(Dataset rows)
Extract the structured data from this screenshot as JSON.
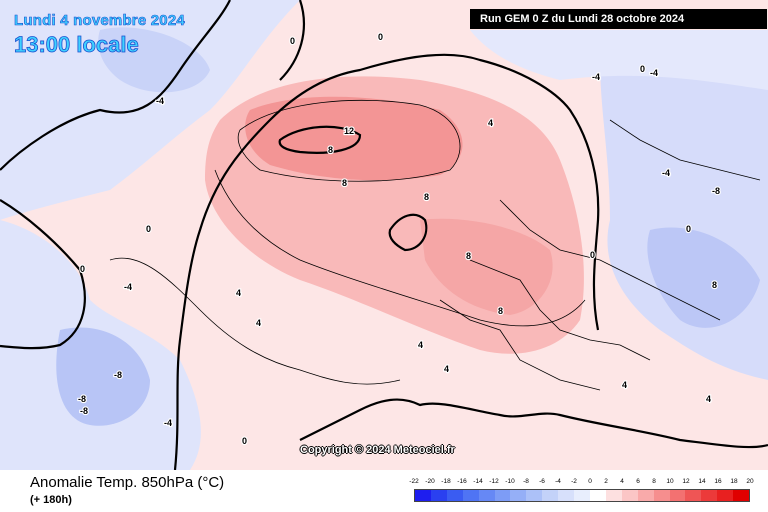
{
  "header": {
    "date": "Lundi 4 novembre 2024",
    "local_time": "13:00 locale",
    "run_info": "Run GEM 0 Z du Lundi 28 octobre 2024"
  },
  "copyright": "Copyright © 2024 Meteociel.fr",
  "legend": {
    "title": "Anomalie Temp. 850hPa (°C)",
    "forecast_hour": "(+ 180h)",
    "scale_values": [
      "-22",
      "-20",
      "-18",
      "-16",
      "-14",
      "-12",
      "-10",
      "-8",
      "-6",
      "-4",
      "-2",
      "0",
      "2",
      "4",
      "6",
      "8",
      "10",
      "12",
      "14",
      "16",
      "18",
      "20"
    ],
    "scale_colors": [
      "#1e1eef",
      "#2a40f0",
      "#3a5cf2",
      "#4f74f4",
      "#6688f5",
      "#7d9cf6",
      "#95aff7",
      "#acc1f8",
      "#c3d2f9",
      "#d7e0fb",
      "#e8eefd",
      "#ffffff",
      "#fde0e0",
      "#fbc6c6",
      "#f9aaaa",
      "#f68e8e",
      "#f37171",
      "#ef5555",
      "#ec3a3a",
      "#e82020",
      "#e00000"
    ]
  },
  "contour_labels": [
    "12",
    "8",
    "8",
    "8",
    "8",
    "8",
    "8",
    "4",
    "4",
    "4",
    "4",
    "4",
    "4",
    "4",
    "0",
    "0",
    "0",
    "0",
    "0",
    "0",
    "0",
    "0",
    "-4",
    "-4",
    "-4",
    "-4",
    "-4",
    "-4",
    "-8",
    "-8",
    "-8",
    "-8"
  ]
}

▸ **JOB**
Repeat the listing above exactly, with no pictures.

▸ **FULL OUTPUT**
Extract the structured data from this screenshot as JSON.
{
  "header": {
    "date": "Lundi 4 novembre 2024",
    "local_time": "13:00 locale",
    "run_info": "Run GEM 0 Z du Lundi 28 octobre 2024"
  },
  "copyright": "Copyright © 2024 Meteociel.fr",
  "legend": {
    "title": "Anomalie Temp. 850hPa (°C)",
    "forecast_hour": "(+ 180h)",
    "scale_values": [
      "-22",
      "-20",
      "-18",
      "-16",
      "-14",
      "-12",
      "-10",
      "-8",
      "-6",
      "-4",
      "-2",
      "0",
      "2",
      "4",
      "6",
      "8",
      "10",
      "12",
      "14",
      "16",
      "18",
      "20"
    ],
    "scale_colors": [
      "#1e1eef",
      "#2a40f0",
      "#3a5cf2",
      "#4f74f4",
      "#6688f5",
      "#7d9cf6",
      "#95aff7",
      "#acc1f8",
      "#c3d2f9",
      "#d7e0fb",
      "#e8eefd",
      "#ffffff",
      "#fde0e0",
      "#fbc6c6",
      "#f9aaaa",
      "#f68e8e",
      "#f37171",
      "#ef5555",
      "#ec3a3a",
      "#e82020",
      "#e00000"
    ]
  },
  "contour_labels": [
    "12",
    "8",
    "8",
    "8",
    "8",
    "8",
    "8",
    "4",
    "4",
    "4",
    "4",
    "4",
    "4",
    "4",
    "0",
    "0",
    "0",
    "0",
    "0",
    "0",
    "0",
    "0",
    "-4",
    "-4",
    "-4",
    "-4",
    "-4",
    "-4",
    "-8",
    "-8",
    "-8",
    "-8"
  ]
}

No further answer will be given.